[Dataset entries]
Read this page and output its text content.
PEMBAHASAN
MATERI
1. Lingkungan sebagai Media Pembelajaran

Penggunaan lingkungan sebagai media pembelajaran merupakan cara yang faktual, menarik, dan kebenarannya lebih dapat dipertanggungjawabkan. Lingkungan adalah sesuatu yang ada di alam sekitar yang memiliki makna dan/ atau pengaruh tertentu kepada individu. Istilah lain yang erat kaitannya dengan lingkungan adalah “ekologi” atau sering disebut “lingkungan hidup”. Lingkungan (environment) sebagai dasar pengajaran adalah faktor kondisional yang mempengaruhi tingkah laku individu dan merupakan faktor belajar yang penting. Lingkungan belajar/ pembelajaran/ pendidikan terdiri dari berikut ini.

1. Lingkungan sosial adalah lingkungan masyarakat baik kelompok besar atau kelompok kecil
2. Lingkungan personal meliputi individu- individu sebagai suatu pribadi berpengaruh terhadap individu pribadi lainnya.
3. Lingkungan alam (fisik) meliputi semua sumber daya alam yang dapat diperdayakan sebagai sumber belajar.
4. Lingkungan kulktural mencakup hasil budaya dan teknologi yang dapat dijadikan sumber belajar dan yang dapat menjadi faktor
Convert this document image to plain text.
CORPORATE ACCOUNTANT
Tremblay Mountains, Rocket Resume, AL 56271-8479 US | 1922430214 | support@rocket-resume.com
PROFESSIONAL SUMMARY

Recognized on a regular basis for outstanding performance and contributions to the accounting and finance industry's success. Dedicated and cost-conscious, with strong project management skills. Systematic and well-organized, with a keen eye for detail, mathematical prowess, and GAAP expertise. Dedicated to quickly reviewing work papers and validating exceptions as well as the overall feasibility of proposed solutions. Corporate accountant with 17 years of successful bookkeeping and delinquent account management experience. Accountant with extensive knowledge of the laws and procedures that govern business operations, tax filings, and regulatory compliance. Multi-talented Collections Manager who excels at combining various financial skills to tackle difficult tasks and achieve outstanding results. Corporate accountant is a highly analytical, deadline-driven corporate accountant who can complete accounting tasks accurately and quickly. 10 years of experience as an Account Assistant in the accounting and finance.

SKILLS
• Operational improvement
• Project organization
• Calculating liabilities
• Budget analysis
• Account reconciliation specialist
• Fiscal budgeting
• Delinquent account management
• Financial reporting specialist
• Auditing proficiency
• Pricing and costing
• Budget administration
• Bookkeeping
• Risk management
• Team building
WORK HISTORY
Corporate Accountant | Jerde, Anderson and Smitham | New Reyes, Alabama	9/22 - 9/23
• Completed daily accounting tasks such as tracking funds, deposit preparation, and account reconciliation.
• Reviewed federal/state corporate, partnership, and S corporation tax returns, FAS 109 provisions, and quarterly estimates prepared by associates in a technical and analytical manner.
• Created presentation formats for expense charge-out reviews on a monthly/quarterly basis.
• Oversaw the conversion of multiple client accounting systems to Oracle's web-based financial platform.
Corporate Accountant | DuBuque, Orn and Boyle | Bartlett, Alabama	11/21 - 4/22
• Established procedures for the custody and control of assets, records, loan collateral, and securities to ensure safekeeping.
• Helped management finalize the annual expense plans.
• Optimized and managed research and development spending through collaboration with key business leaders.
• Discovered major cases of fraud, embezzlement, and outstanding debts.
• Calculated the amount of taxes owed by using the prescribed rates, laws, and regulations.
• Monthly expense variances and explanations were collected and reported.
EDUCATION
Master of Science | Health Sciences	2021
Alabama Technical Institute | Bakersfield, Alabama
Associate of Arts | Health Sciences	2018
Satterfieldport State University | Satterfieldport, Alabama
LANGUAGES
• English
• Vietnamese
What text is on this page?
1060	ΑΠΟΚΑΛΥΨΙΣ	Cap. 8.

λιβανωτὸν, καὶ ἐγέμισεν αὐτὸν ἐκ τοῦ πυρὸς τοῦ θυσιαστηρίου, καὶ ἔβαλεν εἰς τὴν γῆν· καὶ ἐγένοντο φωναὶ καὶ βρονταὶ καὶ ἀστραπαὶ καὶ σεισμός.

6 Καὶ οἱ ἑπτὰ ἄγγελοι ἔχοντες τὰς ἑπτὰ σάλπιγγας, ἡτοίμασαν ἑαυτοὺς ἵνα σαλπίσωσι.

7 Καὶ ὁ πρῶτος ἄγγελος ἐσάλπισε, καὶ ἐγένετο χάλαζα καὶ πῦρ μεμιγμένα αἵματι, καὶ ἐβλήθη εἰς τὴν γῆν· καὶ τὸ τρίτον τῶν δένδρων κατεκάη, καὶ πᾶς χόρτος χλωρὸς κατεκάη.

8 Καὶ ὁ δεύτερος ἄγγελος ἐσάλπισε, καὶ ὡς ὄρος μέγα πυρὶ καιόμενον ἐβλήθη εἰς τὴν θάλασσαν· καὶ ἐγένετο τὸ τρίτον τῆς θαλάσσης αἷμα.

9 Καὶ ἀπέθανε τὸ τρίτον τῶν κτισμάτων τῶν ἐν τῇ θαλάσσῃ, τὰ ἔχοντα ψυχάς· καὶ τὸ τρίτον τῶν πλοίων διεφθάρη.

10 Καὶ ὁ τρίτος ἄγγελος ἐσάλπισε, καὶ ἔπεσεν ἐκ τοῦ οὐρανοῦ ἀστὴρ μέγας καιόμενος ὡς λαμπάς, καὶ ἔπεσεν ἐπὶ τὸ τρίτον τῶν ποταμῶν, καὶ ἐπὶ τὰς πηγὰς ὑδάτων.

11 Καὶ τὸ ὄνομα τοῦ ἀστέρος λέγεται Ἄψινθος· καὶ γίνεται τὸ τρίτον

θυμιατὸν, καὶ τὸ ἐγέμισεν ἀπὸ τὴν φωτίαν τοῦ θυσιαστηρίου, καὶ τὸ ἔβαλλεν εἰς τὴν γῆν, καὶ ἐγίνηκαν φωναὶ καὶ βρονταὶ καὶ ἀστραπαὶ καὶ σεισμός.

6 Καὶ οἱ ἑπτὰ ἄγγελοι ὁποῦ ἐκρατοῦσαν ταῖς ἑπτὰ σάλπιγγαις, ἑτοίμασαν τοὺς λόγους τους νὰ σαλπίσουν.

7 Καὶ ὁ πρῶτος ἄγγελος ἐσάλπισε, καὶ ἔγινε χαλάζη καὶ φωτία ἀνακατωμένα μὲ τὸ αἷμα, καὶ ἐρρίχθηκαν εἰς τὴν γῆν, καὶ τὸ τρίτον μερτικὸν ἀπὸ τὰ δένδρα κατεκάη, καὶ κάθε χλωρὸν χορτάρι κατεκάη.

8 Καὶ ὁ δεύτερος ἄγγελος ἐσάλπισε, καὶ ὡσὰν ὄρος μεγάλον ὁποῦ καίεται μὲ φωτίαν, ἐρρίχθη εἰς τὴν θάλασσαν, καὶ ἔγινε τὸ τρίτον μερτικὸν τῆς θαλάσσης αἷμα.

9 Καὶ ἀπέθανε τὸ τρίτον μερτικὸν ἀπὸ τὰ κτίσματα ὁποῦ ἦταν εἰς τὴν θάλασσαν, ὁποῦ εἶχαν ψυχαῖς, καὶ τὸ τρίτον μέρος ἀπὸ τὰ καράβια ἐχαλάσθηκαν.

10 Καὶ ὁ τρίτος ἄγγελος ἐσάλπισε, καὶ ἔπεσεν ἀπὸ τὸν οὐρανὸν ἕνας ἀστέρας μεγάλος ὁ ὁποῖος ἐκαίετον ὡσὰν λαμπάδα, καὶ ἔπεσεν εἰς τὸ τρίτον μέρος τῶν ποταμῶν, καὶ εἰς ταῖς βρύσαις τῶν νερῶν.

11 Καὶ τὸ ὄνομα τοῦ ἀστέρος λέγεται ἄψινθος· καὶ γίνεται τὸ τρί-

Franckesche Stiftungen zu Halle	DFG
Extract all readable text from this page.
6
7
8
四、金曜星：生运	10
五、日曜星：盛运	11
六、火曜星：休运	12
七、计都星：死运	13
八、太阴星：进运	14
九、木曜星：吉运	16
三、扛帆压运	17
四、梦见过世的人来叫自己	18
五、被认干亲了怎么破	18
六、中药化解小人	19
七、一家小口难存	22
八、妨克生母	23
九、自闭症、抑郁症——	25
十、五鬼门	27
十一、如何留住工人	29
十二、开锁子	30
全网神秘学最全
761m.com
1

### WHAT YOU ARE ASKED TO DO
Find every line in the records above that contains the word "sumber", and copy each one.

### EXERCISE ANSWER
3. Lingkungan alam (fisik) meliputi semua sumber daya alam yang dapat diperdayakan sebagai sumber belajar.
4. Lingkungan kulktural mencakup hasil budaya dan teknologi yang dapat dijadikan sumber belajar dan yang dapat menjadi faktor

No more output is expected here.